Start GIVEN INFORMATION
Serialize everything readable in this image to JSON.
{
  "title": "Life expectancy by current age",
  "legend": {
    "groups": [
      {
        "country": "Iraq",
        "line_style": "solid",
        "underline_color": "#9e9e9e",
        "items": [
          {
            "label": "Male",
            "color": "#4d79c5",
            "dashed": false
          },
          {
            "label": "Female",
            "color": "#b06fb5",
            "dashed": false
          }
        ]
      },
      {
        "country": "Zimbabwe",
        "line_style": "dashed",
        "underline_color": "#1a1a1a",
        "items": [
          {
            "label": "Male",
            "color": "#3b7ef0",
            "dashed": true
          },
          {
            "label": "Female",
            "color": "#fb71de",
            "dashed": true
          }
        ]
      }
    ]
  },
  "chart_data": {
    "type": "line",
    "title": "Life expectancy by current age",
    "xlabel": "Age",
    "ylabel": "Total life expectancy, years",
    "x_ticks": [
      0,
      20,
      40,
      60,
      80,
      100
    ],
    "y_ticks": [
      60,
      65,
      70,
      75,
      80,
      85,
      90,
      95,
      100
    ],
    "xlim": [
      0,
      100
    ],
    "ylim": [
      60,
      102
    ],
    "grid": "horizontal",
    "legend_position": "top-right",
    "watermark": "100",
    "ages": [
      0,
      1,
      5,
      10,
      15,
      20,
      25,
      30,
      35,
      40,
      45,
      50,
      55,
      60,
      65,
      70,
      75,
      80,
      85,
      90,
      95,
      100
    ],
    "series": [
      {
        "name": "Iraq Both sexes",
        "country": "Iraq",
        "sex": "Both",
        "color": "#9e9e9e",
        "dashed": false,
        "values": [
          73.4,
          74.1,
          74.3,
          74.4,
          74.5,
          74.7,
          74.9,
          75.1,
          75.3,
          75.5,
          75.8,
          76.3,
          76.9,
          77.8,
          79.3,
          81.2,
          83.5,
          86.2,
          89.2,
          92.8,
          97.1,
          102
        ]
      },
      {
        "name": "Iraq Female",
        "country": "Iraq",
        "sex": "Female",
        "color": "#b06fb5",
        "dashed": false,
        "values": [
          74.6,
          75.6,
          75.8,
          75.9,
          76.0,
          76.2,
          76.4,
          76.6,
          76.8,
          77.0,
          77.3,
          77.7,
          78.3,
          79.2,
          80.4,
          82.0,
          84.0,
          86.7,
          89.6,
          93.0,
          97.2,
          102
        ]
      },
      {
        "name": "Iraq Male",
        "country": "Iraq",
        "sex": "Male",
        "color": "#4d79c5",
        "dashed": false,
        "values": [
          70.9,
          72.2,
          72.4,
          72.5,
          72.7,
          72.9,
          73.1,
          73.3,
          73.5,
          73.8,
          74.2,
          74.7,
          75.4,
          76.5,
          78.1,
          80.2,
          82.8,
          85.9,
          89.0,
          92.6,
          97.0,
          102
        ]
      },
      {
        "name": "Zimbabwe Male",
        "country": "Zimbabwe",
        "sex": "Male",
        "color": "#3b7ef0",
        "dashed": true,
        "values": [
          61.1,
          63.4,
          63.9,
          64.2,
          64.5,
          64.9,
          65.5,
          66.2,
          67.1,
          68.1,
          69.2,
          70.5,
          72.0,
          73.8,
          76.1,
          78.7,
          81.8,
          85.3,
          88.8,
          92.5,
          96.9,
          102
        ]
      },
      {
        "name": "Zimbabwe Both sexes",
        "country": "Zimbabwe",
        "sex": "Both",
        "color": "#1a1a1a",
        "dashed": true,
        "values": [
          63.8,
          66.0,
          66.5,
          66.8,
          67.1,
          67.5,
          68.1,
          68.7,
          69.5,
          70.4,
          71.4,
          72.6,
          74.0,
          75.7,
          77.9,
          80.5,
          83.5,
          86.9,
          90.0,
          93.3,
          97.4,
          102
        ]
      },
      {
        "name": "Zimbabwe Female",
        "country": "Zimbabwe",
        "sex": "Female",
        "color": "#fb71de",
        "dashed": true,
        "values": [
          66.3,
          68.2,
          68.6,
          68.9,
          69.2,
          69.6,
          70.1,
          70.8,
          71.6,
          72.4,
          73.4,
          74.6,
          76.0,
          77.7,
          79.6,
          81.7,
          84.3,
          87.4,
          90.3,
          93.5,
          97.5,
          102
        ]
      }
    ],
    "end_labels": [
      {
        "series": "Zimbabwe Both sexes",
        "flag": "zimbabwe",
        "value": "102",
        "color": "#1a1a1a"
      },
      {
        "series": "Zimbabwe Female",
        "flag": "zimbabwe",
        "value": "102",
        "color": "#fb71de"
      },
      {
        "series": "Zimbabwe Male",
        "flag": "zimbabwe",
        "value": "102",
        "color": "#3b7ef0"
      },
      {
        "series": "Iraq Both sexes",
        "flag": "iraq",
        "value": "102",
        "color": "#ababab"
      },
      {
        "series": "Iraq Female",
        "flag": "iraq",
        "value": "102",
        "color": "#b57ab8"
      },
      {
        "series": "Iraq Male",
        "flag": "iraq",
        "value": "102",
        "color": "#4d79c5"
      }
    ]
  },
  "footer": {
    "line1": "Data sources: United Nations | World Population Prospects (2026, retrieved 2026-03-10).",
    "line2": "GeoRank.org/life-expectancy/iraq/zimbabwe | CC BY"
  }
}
End GIVEN INFORMATION
*WHAT IS EXPECTED*
Copy in full each line that holds the word "sexes".

*ANSWER*
        "name": "Iraq Both sexes",
        "name": "Zimbabwe Both sexes",
        "series": "Zimbabwe Both sexes",
        "series": "Iraq Both sexes",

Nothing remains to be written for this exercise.